--- START ---

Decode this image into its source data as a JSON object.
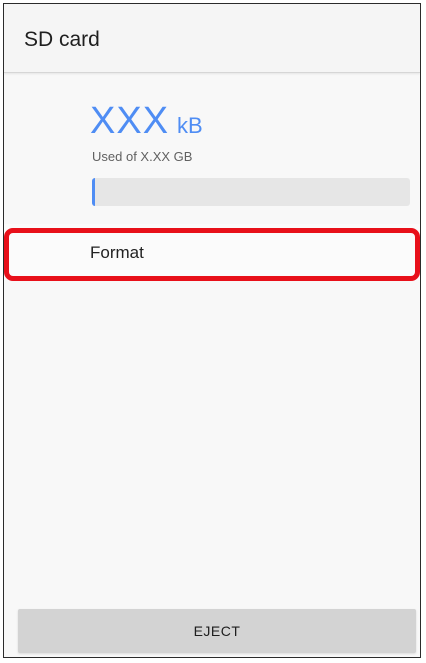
{
  "app_bar": {
    "title": "SD card"
  },
  "storage": {
    "used_amount": "XXX",
    "used_unit": "kB",
    "caption": "Used of X.XX GB",
    "used_fraction": 0.01
  },
  "menu": {
    "format_label": "Format"
  },
  "actions": {
    "eject_label": "EJECT"
  },
  "colors": {
    "accent": "#4f8df4",
    "highlight": "#e8101a",
    "button_bg": "#d3d3d3",
    "track": "#e6e6e6"
  }
}
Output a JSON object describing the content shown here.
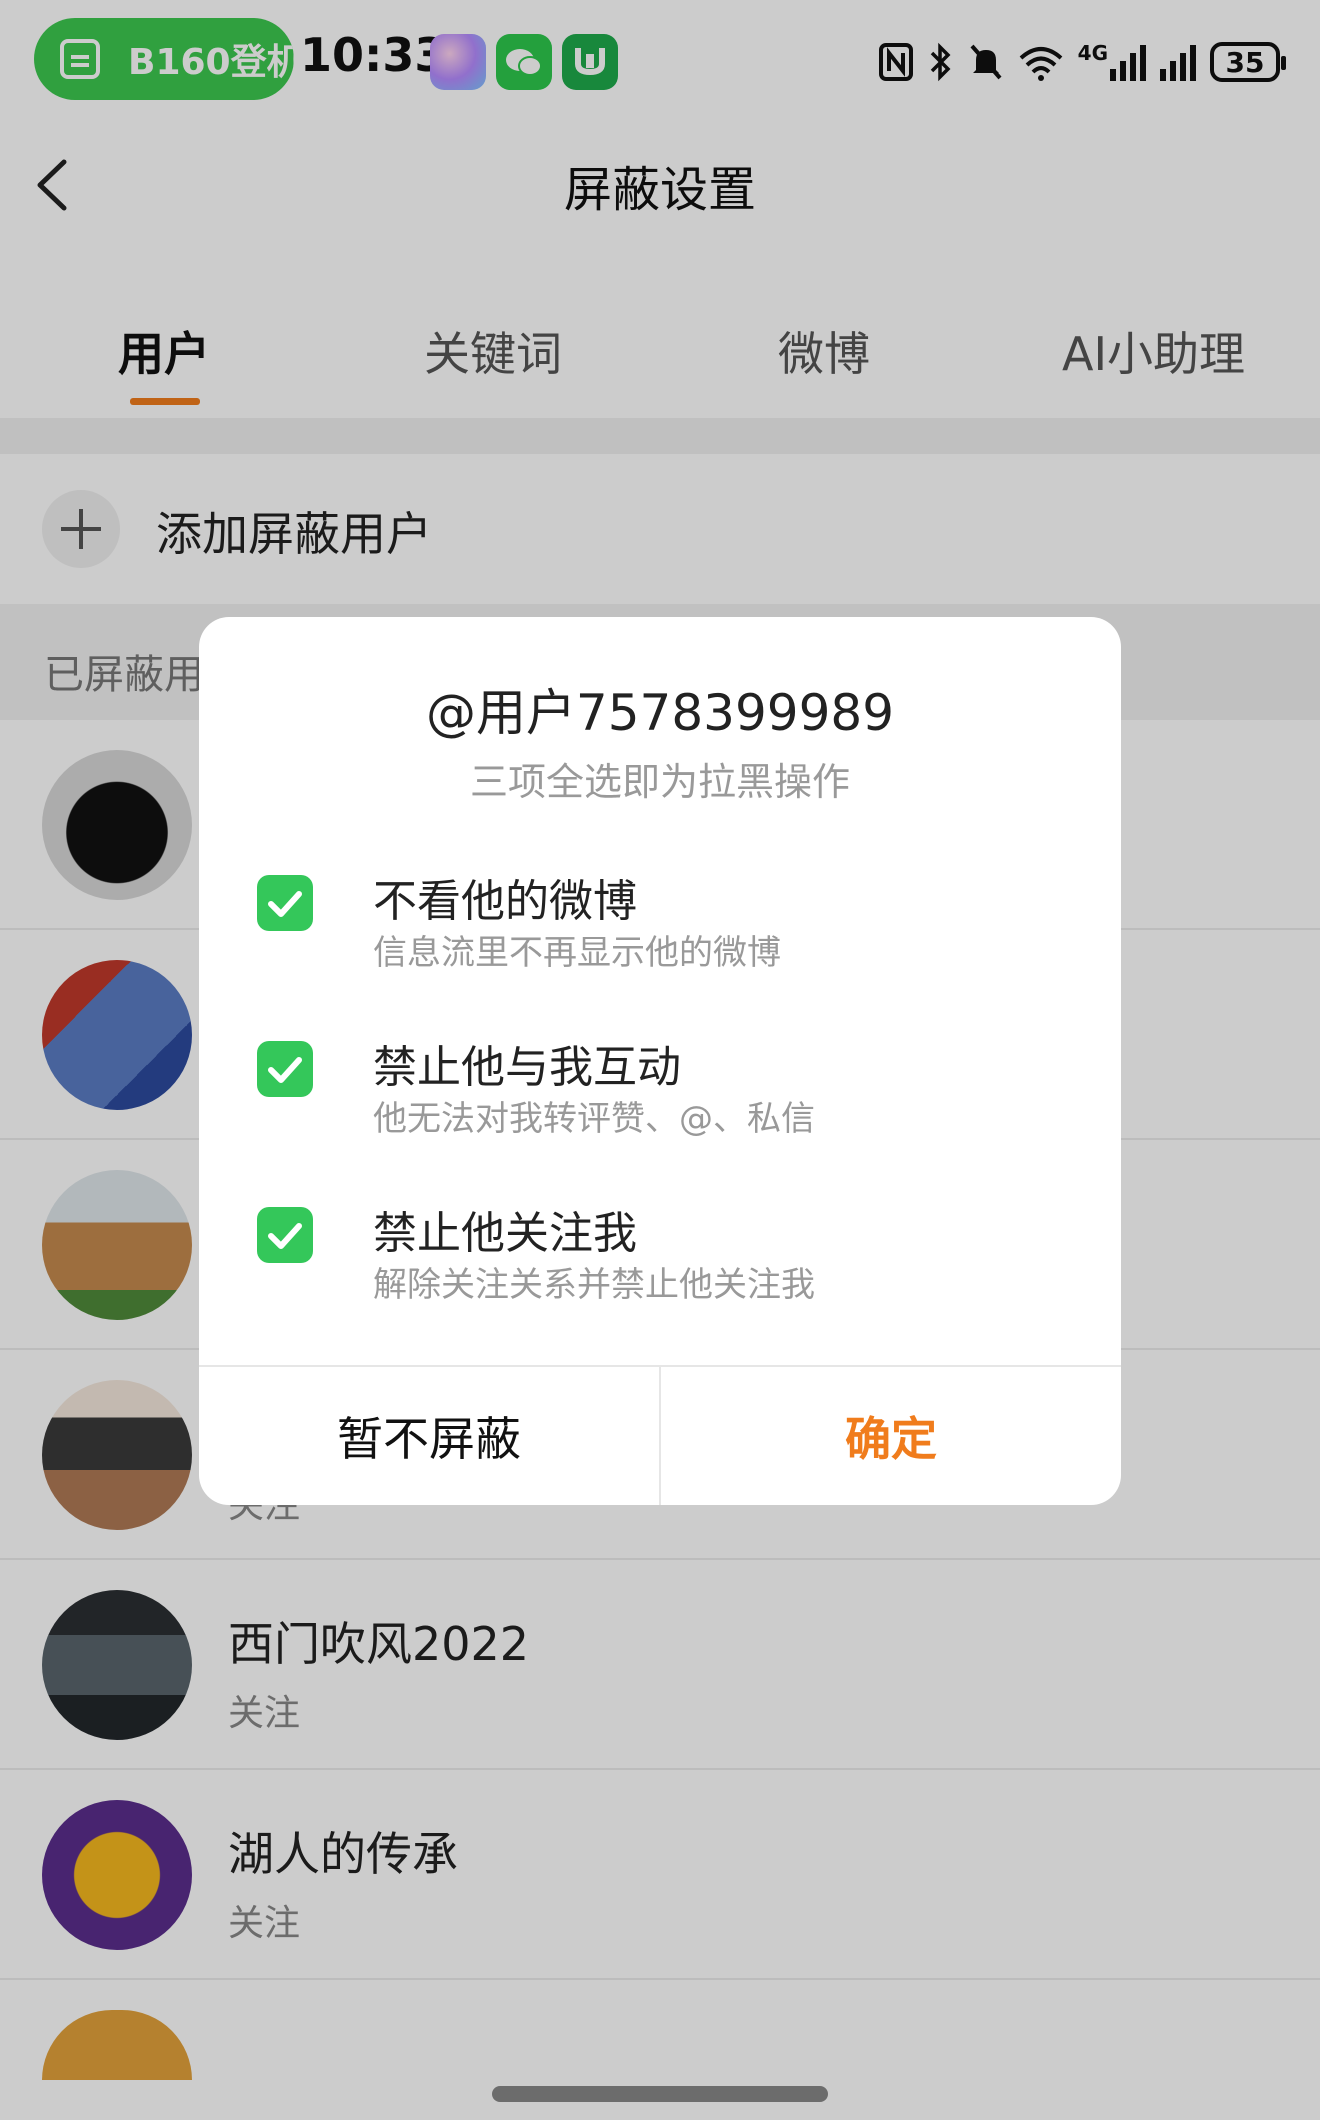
{
  "status_bar": {
    "pill_text": "B160登机",
    "time": "10:33",
    "network": "4G",
    "battery": "35",
    "icons": [
      "boarding-pass-icon",
      "assistant-app-icon",
      "wechat-icon",
      "green-app-icon",
      "nfc-icon",
      "bluetooth-icon",
      "mute-icon",
      "wifi-icon",
      "signal-icon",
      "battery-icon"
    ]
  },
  "header": {
    "title": "屏蔽设置"
  },
  "tabs": [
    {
      "label": "用户",
      "active": true
    },
    {
      "label": "关键词",
      "active": false
    },
    {
      "label": "微博",
      "active": false
    },
    {
      "label": "AI小助理",
      "active": false
    }
  ],
  "add_user": {
    "label": "添加屏蔽用户"
  },
  "section": {
    "label": "已屏蔽用户"
  },
  "users": [
    {
      "name": "",
      "status": ""
    },
    {
      "name": "",
      "status": ""
    },
    {
      "name": "",
      "status": ""
    },
    {
      "name": "",
      "status": "关注"
    },
    {
      "name": "西门吹风2022",
      "status": "关注"
    },
    {
      "name": "湖人的传承",
      "status": "关注"
    }
  ],
  "dialog": {
    "title": "@用户7578399989",
    "subtitle": "三项全选即为拉黑操作",
    "options": [
      {
        "title": "不看他的微博",
        "desc": "信息流里不再显示他的微博",
        "checked": true
      },
      {
        "title": "禁止他与我互动",
        "desc": "他无法对我转评赞、@、私信",
        "checked": true
      },
      {
        "title": "禁止他关注我",
        "desc": "解除关注关系并禁止他关注我",
        "checked": true
      }
    ],
    "cancel_label": "暂不屏蔽",
    "confirm_label": "确定"
  },
  "colors": {
    "accent": "#f07c1c",
    "check": "#34c75a",
    "pill": "#3cc94f"
  }
}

--- END ---

== Aim ==
Leaving aside the images, write out the entries above word for word.

== Written answer ==
Decode this image into its source data as a JSON object.
{
  "app_bar": {
    "title": "SD card"
  },
  "storage": {
    "used_amount": "XXX",
    "used_unit": "kB",
    "caption": "Used of X.XX GB",
    "used_fraction": 0.01
  },
  "menu": {
    "format_label": "Format"
  },
  "actions": {
    "eject_label": "EJECT"
  },
  "colors": {
    "accent": "#4f8df4",
    "highlight": "#e8101a",
    "button_bg": "#d3d3d3",
    "track": "#e6e6e6"
  }
}
Output a JSON object describing the content shown here.
{
  "status_bar": {
    "pill_text": "B160登机",
    "time": "10:33",
    "network": "4G",
    "battery": "35",
    "icons": [
      "boarding-pass-icon",
      "assistant-app-icon",
      "wechat-icon",
      "green-app-icon",
      "nfc-icon",
      "bluetooth-icon",
      "mute-icon",
      "wifi-icon",
      "signal-icon",
      "battery-icon"
    ]
  },
  "header": {
    "title": "屏蔽设置"
  },
  "tabs": [
    {
      "label": "用户",
      "active": true
    },
    {
      "label": "关键词",
      "active": false
    },
    {
      "label": "微博",
      "active": false
    },
    {
      "label": "AI小助理",
      "active": false
    }
  ],
  "add_user": {
    "label": "添加屏蔽用户"
  },
  "section": {
    "label": "已屏蔽用户"
  },
  "users": [
    {
      "name": "",
      "status": ""
    },
    {
      "name": "",
      "status": ""
    },
    {
      "name": "",
      "status": ""
    },
    {
      "name": "",
      "status": "关注"
    },
    {
      "name": "西门吹风2022",
      "status": "关注"
    },
    {
      "name": "湖人的传承",
      "status": "关注"
    }
  ],
  "dialog": {
    "title": "@用户7578399989",
    "subtitle": "三项全选即为拉黑操作",
    "options": [
      {
        "title": "不看他的微博",
        "desc": "信息流里不再显示他的微博",
        "checked": true
      },
      {
        "title": "禁止他与我互动",
        "desc": "他无法对我转评赞、@、私信",
        "checked": true
      },
      {
        "title": "禁止他关注我",
        "desc": "解除关注关系并禁止他关注我",
        "checked": true
      }
    ],
    "cancel_label": "暂不屏蔽",
    "confirm_label": "确定"
  },
  "colors": {
    "accent": "#f07c1c",
    "check": "#34c75a",
    "pill": "#3cc94f"
  }
}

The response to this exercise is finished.